- _Exercise instructions_
List the lines of this listing that hold the word "subtitle".
[Begin Extracted records]
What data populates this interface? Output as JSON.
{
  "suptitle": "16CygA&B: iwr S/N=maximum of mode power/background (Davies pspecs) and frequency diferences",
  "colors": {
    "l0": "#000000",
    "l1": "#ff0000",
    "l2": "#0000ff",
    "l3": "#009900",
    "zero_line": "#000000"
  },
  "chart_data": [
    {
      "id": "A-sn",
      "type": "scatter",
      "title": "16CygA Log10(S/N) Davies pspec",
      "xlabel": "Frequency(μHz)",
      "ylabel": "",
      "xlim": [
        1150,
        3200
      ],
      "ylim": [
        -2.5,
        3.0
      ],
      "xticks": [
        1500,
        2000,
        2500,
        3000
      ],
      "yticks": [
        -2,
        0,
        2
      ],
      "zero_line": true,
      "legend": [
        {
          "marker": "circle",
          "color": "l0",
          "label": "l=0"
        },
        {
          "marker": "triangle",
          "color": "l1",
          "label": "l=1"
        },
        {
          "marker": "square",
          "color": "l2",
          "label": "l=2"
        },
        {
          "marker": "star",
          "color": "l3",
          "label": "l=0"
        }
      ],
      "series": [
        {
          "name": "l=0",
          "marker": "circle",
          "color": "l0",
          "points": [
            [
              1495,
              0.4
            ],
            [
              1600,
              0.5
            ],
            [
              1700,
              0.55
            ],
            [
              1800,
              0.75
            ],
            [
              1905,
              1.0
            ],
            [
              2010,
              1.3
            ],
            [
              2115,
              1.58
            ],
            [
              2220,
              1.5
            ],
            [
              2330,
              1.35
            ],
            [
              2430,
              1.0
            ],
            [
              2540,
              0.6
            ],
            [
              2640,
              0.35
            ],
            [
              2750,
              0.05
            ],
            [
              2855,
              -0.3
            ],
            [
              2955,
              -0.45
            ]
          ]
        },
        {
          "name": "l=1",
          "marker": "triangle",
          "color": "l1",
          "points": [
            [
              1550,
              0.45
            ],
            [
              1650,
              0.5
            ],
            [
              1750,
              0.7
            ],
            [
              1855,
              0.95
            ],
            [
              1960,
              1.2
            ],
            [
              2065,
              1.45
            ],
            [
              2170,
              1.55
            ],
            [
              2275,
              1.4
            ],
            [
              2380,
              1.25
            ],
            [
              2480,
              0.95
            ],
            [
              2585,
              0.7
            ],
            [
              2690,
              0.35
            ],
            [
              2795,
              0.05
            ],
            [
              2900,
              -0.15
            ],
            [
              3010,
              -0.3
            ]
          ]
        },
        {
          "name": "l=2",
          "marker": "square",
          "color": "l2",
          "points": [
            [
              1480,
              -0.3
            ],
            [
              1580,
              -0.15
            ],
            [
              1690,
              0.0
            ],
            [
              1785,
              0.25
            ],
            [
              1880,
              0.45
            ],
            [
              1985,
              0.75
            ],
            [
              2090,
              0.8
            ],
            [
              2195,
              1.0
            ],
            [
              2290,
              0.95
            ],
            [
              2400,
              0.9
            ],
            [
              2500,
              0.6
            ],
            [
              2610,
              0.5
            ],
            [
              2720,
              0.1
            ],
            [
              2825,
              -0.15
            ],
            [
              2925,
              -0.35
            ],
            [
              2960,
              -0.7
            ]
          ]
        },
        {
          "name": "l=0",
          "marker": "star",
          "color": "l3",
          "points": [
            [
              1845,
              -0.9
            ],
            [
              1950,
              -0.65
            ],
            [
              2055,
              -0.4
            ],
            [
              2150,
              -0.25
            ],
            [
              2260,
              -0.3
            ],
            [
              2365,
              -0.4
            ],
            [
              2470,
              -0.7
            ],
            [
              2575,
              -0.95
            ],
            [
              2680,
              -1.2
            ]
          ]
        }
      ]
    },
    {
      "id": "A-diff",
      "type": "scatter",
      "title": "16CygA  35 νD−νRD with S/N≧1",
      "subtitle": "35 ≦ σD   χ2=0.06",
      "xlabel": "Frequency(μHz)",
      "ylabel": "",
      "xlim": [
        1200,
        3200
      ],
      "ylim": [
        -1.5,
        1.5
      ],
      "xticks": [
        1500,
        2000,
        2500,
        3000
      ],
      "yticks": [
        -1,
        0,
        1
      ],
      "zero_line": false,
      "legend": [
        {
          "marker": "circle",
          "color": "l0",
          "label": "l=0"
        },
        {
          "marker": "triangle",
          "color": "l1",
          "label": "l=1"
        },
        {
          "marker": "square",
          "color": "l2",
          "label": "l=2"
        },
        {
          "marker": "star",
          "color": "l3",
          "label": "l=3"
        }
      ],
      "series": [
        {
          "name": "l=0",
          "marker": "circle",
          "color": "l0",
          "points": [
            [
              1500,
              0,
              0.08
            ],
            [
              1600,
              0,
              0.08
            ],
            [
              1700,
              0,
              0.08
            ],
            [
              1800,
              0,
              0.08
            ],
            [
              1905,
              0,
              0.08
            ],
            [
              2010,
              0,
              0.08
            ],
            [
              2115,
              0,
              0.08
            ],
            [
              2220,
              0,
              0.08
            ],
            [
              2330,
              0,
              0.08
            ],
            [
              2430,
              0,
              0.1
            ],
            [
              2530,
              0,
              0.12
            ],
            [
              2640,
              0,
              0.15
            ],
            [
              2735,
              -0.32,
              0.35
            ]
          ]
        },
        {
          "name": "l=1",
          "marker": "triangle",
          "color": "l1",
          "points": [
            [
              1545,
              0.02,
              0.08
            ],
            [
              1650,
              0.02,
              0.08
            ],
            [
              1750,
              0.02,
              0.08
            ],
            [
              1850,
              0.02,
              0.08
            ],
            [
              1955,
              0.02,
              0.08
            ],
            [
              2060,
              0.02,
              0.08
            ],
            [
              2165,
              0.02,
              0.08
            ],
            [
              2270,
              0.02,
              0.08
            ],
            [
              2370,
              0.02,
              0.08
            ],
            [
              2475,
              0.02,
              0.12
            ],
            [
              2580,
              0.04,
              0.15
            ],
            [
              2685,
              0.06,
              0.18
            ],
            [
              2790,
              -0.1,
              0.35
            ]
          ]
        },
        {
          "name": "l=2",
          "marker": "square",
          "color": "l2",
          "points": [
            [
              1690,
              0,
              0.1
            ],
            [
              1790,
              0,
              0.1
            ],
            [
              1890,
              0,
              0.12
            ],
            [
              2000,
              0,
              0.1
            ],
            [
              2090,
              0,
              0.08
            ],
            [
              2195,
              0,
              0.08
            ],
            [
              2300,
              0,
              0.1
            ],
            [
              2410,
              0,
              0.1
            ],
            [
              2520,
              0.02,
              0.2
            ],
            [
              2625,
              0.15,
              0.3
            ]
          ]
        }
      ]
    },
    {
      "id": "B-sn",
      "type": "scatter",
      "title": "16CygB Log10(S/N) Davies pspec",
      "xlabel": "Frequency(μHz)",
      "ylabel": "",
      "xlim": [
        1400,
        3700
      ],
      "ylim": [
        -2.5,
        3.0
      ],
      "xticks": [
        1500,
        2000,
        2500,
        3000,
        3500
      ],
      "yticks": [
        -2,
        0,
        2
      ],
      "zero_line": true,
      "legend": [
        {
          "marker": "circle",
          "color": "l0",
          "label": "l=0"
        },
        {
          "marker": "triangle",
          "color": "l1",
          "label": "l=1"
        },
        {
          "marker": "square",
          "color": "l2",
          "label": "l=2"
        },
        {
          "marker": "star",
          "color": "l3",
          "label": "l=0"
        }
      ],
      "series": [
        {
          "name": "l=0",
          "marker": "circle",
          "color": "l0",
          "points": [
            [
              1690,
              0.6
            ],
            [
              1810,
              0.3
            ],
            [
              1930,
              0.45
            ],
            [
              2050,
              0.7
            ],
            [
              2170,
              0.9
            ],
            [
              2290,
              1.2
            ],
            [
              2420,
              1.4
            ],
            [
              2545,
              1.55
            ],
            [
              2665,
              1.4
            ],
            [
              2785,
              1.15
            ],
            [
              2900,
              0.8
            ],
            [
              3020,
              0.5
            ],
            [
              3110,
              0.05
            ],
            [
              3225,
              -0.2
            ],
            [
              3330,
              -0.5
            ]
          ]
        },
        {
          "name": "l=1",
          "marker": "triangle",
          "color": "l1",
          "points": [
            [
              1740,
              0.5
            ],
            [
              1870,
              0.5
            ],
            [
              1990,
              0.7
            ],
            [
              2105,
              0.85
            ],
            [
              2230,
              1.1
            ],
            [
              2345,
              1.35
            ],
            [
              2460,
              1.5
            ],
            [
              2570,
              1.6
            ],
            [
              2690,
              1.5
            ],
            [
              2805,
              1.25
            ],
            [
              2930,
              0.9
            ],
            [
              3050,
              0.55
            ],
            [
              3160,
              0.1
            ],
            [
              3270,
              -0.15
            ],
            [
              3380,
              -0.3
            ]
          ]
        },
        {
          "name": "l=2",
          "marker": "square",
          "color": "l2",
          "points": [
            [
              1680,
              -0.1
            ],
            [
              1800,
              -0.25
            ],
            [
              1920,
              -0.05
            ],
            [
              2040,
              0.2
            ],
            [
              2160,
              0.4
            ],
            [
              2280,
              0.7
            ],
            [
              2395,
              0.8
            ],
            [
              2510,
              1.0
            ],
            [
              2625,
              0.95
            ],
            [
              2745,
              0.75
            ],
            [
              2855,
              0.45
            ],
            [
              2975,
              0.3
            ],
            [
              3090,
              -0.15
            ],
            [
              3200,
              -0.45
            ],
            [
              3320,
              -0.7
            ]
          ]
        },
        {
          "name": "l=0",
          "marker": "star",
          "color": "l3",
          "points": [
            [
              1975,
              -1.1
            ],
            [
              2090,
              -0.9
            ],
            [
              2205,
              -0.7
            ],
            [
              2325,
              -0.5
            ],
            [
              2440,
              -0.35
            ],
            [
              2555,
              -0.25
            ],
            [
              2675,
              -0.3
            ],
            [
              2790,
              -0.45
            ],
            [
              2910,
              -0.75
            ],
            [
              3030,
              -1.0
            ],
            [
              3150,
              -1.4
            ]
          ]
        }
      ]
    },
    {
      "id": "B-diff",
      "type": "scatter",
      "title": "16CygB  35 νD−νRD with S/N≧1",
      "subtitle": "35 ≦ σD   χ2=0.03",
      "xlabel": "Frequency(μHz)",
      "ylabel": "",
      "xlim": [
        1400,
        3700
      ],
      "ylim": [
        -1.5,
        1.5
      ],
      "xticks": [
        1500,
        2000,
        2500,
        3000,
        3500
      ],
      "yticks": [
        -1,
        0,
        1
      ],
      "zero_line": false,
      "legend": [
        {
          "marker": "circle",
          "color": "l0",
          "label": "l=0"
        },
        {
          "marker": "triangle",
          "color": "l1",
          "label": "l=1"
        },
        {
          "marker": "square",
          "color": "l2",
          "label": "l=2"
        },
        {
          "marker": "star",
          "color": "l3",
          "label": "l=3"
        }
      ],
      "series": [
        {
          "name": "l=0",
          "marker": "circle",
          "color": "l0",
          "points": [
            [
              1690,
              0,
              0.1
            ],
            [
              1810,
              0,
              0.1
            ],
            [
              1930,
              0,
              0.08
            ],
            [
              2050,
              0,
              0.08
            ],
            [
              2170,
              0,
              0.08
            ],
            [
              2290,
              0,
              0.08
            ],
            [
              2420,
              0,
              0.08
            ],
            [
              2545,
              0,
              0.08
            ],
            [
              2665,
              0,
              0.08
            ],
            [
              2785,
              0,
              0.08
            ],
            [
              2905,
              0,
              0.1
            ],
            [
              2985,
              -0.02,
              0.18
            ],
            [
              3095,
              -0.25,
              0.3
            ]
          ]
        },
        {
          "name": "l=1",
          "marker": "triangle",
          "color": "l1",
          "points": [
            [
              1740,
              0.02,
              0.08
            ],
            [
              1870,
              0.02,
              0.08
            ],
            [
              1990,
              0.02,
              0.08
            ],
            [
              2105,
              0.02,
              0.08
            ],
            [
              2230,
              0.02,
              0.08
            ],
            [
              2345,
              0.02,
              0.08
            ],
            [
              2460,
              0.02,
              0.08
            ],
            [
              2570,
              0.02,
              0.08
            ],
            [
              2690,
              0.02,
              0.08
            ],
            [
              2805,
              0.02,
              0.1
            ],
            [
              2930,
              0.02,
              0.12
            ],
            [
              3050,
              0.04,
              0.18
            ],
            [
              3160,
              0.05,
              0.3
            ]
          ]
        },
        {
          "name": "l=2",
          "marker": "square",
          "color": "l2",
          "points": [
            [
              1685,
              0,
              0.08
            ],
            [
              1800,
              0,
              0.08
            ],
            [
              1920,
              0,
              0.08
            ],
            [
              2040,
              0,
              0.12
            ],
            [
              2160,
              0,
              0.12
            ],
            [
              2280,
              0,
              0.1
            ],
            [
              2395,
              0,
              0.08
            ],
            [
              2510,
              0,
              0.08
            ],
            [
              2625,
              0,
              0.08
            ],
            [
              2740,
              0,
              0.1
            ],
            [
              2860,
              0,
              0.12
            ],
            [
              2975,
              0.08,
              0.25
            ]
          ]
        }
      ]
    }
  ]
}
[End Extracted records]
- _Exercise response_
      "subtitle": "35 ≦ σD   χ2=0.06",
      "subtitle": "35 ≦ σD   χ2=0.03",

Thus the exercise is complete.